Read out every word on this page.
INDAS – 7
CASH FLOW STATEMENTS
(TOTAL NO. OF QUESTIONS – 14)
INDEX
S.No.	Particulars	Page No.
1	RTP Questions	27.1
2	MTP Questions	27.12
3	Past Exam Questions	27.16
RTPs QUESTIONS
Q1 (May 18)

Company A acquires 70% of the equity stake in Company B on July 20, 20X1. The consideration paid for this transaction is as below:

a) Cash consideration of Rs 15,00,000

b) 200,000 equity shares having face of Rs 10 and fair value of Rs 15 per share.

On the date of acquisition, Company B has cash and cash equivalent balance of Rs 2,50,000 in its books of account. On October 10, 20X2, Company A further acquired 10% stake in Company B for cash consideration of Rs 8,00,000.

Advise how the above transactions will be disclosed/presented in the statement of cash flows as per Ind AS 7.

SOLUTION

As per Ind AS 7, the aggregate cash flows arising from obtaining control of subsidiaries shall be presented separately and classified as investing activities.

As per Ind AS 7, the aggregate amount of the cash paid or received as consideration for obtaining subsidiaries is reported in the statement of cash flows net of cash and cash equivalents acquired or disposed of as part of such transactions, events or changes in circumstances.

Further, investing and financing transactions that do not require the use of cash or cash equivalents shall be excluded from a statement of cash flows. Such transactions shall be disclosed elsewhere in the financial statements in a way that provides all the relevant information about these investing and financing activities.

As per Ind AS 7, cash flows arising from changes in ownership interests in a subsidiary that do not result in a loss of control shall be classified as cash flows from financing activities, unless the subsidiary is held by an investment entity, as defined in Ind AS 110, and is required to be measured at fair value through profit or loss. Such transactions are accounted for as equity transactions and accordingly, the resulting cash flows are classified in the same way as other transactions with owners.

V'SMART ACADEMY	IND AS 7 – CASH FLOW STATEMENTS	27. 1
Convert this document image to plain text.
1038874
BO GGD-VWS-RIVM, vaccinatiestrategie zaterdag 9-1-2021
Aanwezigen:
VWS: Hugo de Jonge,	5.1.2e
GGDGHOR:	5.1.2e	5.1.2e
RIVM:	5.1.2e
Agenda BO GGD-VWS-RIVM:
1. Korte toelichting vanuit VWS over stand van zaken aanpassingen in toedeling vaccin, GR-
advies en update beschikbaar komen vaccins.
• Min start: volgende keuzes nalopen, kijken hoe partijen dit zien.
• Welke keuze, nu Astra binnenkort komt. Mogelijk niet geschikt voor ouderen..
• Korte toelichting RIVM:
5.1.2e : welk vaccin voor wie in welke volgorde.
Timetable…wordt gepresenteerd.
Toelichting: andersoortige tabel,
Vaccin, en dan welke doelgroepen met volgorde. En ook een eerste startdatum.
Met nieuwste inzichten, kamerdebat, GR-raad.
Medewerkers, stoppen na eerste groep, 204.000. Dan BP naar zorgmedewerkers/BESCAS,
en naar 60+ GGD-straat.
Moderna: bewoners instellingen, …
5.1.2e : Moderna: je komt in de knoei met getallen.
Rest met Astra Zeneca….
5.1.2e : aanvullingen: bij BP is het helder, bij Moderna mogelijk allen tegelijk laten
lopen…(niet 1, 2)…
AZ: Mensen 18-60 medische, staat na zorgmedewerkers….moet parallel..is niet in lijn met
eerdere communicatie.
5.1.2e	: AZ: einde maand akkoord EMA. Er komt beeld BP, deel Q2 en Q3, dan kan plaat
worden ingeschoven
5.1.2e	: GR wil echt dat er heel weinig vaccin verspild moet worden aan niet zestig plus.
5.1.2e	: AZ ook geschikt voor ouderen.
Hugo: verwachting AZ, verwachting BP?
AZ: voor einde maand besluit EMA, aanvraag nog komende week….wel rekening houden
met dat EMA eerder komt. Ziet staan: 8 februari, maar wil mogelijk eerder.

**Aim of the exercise:**
Copy out all lines where the word "eerste" appears.

**Task output:**
Vaccin, en dan welke doelgroepen met volgorde. En ook een eerste startdatum.
Medewerkers, stoppen na eerste groep, 204.000. Dan BP naar zorgmedewerkers/BESCAS,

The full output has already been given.